§ **Short exercise**: Examine the records and identify each line that includes the string "xlabel". Copy those lines.

┌──

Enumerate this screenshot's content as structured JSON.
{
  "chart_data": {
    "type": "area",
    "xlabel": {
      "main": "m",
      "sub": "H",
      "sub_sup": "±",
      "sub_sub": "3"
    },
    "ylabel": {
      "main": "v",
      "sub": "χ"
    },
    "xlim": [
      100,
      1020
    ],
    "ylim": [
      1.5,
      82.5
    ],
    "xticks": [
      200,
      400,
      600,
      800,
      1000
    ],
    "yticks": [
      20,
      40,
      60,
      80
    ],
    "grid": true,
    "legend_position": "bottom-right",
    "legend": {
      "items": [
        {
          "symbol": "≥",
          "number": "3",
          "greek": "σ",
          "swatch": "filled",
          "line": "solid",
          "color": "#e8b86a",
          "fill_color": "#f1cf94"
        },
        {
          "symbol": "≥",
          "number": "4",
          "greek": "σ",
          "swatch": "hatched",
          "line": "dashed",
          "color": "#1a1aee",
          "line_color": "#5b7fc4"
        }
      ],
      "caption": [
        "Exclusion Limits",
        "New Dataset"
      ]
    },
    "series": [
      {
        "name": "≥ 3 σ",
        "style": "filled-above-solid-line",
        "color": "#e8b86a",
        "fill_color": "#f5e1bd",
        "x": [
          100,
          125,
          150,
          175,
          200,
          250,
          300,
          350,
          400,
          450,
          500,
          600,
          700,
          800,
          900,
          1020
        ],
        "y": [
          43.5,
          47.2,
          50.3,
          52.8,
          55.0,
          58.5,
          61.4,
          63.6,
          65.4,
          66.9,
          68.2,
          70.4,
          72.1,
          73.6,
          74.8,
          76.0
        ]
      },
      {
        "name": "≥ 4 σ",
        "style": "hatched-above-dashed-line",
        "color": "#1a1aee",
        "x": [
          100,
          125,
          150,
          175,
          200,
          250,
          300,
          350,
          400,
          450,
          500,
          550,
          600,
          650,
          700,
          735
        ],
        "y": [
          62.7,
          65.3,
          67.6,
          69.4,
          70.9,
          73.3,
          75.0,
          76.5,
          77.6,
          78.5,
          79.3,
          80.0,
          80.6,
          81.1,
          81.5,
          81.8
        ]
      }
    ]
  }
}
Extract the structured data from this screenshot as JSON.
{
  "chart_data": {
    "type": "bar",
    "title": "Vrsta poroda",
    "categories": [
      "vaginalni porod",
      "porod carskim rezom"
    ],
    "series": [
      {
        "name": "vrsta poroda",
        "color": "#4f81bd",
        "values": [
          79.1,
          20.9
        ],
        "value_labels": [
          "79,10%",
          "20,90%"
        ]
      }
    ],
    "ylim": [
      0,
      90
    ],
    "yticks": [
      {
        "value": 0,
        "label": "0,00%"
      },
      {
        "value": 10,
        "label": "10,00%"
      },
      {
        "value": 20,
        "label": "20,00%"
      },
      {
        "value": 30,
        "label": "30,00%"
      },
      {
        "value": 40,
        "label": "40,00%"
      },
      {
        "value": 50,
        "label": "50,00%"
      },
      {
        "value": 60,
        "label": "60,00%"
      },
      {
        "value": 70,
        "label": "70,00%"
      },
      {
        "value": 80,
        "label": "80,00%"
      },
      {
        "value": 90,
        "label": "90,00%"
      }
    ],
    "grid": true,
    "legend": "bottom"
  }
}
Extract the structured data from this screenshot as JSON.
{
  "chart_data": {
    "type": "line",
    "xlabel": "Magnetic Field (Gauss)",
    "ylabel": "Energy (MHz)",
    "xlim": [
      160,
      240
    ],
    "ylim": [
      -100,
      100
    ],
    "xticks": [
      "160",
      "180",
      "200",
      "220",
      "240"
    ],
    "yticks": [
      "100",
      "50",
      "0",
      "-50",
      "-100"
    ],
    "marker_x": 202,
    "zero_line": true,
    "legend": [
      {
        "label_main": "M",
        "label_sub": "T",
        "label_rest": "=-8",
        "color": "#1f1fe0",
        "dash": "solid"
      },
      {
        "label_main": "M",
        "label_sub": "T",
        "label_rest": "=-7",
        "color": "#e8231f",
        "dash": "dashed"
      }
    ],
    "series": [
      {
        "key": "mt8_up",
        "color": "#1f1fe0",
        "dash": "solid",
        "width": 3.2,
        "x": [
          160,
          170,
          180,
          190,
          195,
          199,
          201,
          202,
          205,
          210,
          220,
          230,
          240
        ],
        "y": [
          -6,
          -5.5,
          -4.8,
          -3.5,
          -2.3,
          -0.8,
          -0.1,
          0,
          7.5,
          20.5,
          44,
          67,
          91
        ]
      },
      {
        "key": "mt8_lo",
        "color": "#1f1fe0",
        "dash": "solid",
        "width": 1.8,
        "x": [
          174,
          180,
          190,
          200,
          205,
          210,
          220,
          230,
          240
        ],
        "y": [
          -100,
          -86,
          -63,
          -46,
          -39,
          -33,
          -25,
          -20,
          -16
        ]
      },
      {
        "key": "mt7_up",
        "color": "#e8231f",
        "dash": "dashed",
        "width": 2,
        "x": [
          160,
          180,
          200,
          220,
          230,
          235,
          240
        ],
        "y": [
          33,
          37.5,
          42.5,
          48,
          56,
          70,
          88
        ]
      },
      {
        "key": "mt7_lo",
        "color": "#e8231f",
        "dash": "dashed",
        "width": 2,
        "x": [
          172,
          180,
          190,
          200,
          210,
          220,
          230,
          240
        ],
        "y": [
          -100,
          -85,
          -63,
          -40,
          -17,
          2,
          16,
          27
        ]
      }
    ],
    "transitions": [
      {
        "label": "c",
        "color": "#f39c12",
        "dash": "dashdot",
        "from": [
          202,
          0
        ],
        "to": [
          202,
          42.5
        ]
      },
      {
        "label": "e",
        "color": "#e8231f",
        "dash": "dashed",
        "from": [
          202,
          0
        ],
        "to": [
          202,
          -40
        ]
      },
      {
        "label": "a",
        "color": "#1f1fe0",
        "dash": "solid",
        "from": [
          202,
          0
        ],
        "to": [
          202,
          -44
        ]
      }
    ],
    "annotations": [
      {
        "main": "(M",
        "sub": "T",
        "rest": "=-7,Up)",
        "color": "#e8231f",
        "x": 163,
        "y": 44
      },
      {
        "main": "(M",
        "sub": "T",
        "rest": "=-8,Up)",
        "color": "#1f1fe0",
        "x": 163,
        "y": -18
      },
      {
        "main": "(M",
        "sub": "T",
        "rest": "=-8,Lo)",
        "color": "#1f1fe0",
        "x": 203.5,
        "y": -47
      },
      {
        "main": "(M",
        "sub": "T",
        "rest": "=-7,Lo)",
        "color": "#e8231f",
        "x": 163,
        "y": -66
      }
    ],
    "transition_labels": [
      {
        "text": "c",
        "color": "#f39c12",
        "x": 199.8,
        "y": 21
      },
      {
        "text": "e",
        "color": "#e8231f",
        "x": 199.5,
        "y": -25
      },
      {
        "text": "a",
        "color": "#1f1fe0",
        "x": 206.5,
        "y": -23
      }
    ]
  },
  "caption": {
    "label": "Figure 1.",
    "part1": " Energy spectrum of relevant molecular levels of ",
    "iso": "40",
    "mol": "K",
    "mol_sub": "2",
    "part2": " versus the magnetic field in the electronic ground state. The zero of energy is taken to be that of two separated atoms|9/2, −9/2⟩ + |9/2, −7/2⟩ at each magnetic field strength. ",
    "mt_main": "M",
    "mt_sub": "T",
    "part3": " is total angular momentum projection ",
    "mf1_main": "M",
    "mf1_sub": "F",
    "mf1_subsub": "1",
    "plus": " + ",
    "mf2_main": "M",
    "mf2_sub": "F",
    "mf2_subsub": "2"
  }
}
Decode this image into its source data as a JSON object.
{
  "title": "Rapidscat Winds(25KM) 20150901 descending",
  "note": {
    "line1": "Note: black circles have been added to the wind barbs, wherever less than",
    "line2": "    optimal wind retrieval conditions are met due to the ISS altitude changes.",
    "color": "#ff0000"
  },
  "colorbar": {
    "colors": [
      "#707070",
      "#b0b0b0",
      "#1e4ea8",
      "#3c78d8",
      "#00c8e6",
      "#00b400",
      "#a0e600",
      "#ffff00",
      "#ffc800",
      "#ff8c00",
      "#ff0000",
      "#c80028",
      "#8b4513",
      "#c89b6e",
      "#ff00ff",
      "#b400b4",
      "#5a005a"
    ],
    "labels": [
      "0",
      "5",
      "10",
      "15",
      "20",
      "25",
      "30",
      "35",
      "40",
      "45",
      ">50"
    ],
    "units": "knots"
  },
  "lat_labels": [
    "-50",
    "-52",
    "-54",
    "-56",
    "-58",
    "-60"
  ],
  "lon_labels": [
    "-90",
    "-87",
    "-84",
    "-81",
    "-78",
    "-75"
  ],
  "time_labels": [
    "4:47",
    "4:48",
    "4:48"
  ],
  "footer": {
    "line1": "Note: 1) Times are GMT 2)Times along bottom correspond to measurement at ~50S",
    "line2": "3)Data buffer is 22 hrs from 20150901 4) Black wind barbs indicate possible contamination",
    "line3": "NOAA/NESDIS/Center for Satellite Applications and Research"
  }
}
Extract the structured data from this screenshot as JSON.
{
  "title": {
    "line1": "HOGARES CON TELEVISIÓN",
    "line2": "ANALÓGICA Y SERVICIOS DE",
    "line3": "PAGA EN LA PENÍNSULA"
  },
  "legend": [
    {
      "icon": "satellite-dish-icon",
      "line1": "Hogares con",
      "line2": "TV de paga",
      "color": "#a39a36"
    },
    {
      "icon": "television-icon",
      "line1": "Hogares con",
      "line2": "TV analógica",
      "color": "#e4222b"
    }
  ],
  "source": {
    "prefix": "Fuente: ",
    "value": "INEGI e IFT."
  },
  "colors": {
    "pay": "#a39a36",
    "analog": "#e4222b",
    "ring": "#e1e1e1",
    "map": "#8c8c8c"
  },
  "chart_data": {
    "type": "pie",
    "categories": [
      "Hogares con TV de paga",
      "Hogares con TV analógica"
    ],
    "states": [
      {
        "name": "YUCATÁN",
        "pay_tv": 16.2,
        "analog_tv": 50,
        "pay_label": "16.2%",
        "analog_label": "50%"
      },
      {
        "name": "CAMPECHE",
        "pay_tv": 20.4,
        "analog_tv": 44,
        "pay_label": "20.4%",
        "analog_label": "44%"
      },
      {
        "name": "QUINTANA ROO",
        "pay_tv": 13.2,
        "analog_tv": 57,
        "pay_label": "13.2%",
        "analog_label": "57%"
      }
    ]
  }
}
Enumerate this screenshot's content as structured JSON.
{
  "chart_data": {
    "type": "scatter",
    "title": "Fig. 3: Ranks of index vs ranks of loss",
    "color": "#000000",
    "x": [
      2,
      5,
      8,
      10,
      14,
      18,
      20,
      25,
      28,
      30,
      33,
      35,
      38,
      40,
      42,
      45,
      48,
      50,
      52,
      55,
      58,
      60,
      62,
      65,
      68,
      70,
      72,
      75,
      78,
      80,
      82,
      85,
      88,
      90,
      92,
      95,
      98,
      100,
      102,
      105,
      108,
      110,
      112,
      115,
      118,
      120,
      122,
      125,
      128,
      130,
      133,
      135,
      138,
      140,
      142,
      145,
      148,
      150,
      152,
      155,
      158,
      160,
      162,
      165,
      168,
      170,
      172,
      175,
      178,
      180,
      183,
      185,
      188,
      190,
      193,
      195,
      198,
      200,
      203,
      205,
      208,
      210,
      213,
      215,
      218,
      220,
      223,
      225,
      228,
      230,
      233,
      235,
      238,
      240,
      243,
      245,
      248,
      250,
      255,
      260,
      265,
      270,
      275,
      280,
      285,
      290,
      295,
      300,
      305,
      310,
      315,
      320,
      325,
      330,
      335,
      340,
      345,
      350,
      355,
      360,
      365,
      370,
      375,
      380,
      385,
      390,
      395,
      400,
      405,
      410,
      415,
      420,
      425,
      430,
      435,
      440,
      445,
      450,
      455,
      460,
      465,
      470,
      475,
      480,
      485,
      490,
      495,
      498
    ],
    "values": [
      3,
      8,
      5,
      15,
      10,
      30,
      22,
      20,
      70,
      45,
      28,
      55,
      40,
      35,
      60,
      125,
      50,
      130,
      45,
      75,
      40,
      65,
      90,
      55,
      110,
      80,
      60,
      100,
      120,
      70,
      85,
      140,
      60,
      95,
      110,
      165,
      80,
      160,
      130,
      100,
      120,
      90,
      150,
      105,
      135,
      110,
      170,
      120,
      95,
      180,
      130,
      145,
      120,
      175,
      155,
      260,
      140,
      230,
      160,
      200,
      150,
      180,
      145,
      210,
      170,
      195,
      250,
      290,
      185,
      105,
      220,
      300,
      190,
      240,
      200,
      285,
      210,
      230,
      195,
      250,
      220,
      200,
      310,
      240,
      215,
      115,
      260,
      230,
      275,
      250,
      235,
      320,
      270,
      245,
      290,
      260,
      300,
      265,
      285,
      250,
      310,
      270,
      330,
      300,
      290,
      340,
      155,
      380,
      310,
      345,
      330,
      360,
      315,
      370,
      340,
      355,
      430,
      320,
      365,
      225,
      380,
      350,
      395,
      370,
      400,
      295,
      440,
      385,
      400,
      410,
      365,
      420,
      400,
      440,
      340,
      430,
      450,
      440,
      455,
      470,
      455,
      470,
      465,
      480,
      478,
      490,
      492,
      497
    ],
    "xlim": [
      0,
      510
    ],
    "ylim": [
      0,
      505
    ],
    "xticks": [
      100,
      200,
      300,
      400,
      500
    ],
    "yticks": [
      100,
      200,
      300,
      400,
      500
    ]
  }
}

└──

§ **Output for this task**:
    "xlabel": {
    "xlabel": "Magnetic Field (Gauss)",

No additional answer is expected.